__TASK GOAL__:
Collect every line of the listing that contains the string "cell", matching case exactly.

__MATERIAL FOR THIS TASK__:
— Start —

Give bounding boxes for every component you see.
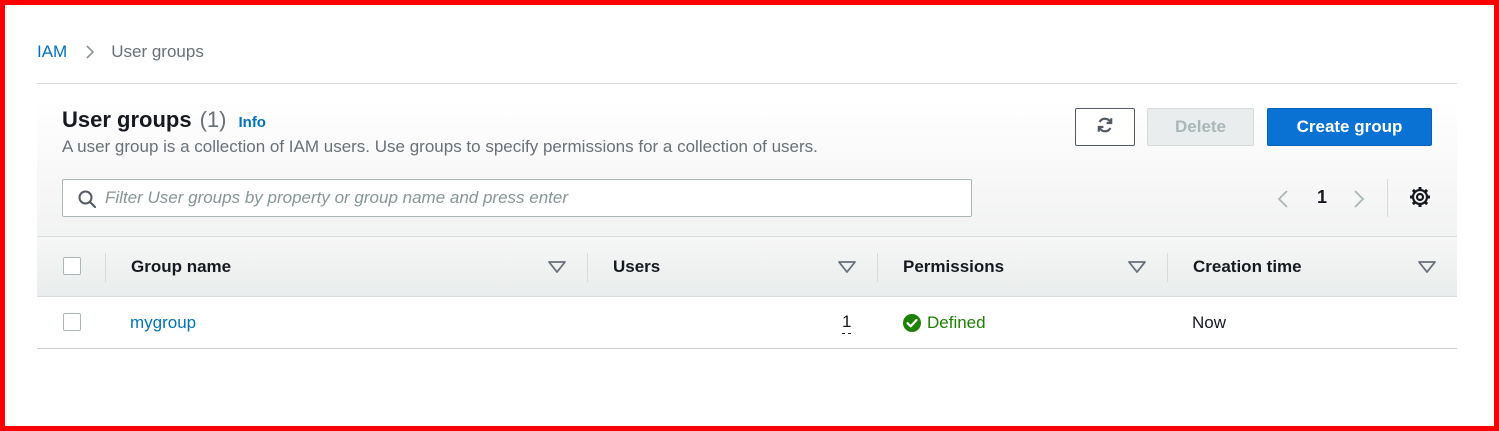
permissions-status: Defined (903, 313, 986, 333)
sort-down-icon[interactable] (1417, 260, 1437, 279)
creation-time-cell: Now (1192, 297, 1226, 348)
page-number[interactable]: 1 (1317, 187, 1327, 208)
breadcrumb-current: User groups (111, 42, 204, 61)
column-header-users[interactable]: Users (613, 237, 660, 297)
delete-button[interactable]: Delete (1147, 108, 1254, 146)
users-cell: 1 (842, 297, 852, 348)
info-link[interactable]: Info (238, 114, 266, 131)
sort-down-icon[interactable] (547, 260, 567, 279)
select-all-checkbox[interactable] (63, 257, 81, 275)
group-name-link[interactable]: mygroup (130, 297, 196, 348)
users-count[interactable]: 1 (842, 311, 852, 334)
pagination-divider (1387, 179, 1388, 217)
sort-down-icon[interactable] (1127, 260, 1147, 279)
permissions-cell: Defined (903, 297, 986, 348)
search-icon (77, 189, 97, 214)
breadcrumb-iam-link[interactable]: IAM (37, 42, 67, 62)
column-divider (1167, 253, 1168, 282)
header-divider (37, 83, 1457, 84)
column-header-creation-time[interactable]: Creation time (1193, 237, 1302, 297)
permissions-label: Defined (927, 312, 986, 332)
next-page-icon[interactable] (1353, 189, 1365, 214)
search-input[interactable] (105, 180, 965, 216)
refresh-icon (1095, 115, 1115, 140)
search-box (62, 179, 972, 217)
previous-page-icon[interactable] (1277, 189, 1289, 214)
column-divider (877, 253, 878, 282)
title-row: User groups (1) Info (62, 107, 266, 133)
page-description: A user group is a collection of IAM user… (62, 137, 818, 156)
column-header-permissions[interactable]: Permissions (903, 237, 1004, 297)
breadcrumb: IAM User groups (37, 41, 204, 63)
group-count: (1) (199, 107, 227, 132)
creation-time-value: Now (1192, 312, 1227, 332)
refresh-button[interactable] (1075, 108, 1135, 146)
create-group-button[interactable]: Create group (1267, 108, 1432, 146)
group-name-text[interactable]: mygroup (130, 313, 196, 333)
column-divider (587, 253, 588, 282)
panel-header: User groups (1) Info A user group is a c… (37, 99, 1457, 237)
column-header-group-name[interactable]: Group name (131, 237, 231, 297)
row-checkbox[interactable] (63, 313, 81, 331)
chevron-right-icon (85, 44, 95, 60)
user-groups-panel: User groups (1) Info A user group is a c… (37, 99, 1457, 349)
gear-icon[interactable] (1409, 186, 1431, 213)
table-header: Group name Users Permissions Creation ti… (37, 237, 1457, 297)
check-circle-icon (903, 313, 921, 332)
column-divider (105, 253, 106, 282)
pagination: 1 (1275, 185, 1375, 211)
table-row: mygroup 1 Defined Now (37, 297, 1457, 348)
sort-down-icon[interactable] (837, 260, 857, 279)
page-title: User groups (62, 107, 192, 132)
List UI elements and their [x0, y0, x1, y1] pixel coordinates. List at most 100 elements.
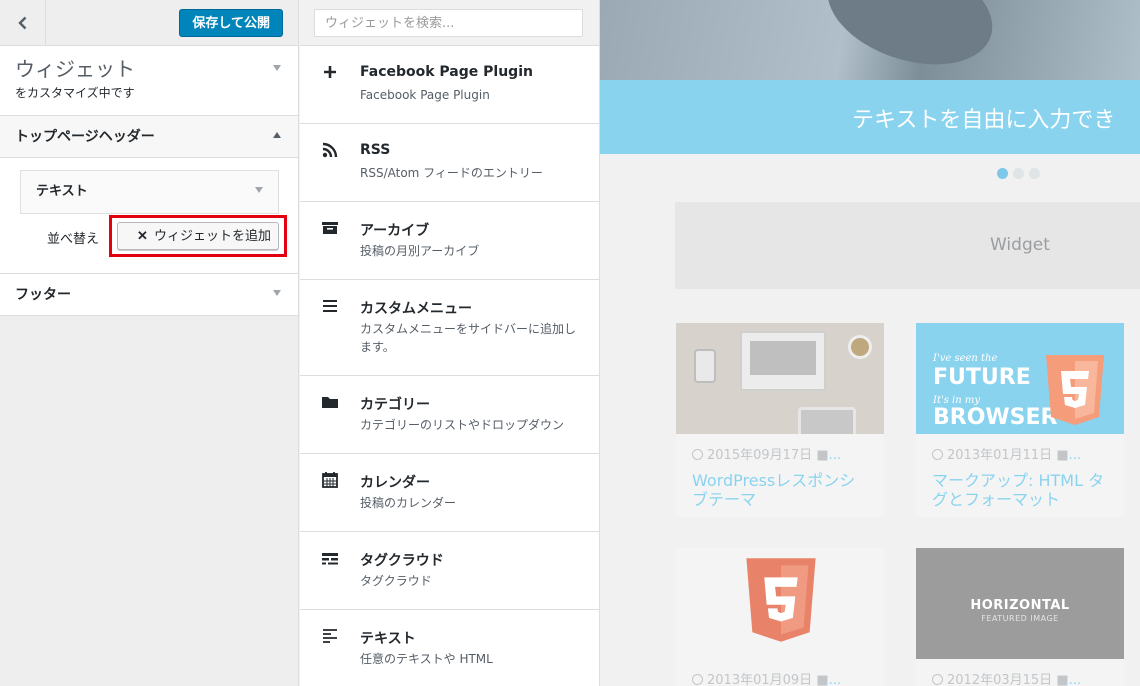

— End —

__ANSWER TO THE TASK__:
creation-time-cell: Now (1192, 297, 1226, 348)
users-cell: 1 (842, 297, 852, 348)
permissions-cell: Defined (903, 297, 986, 348)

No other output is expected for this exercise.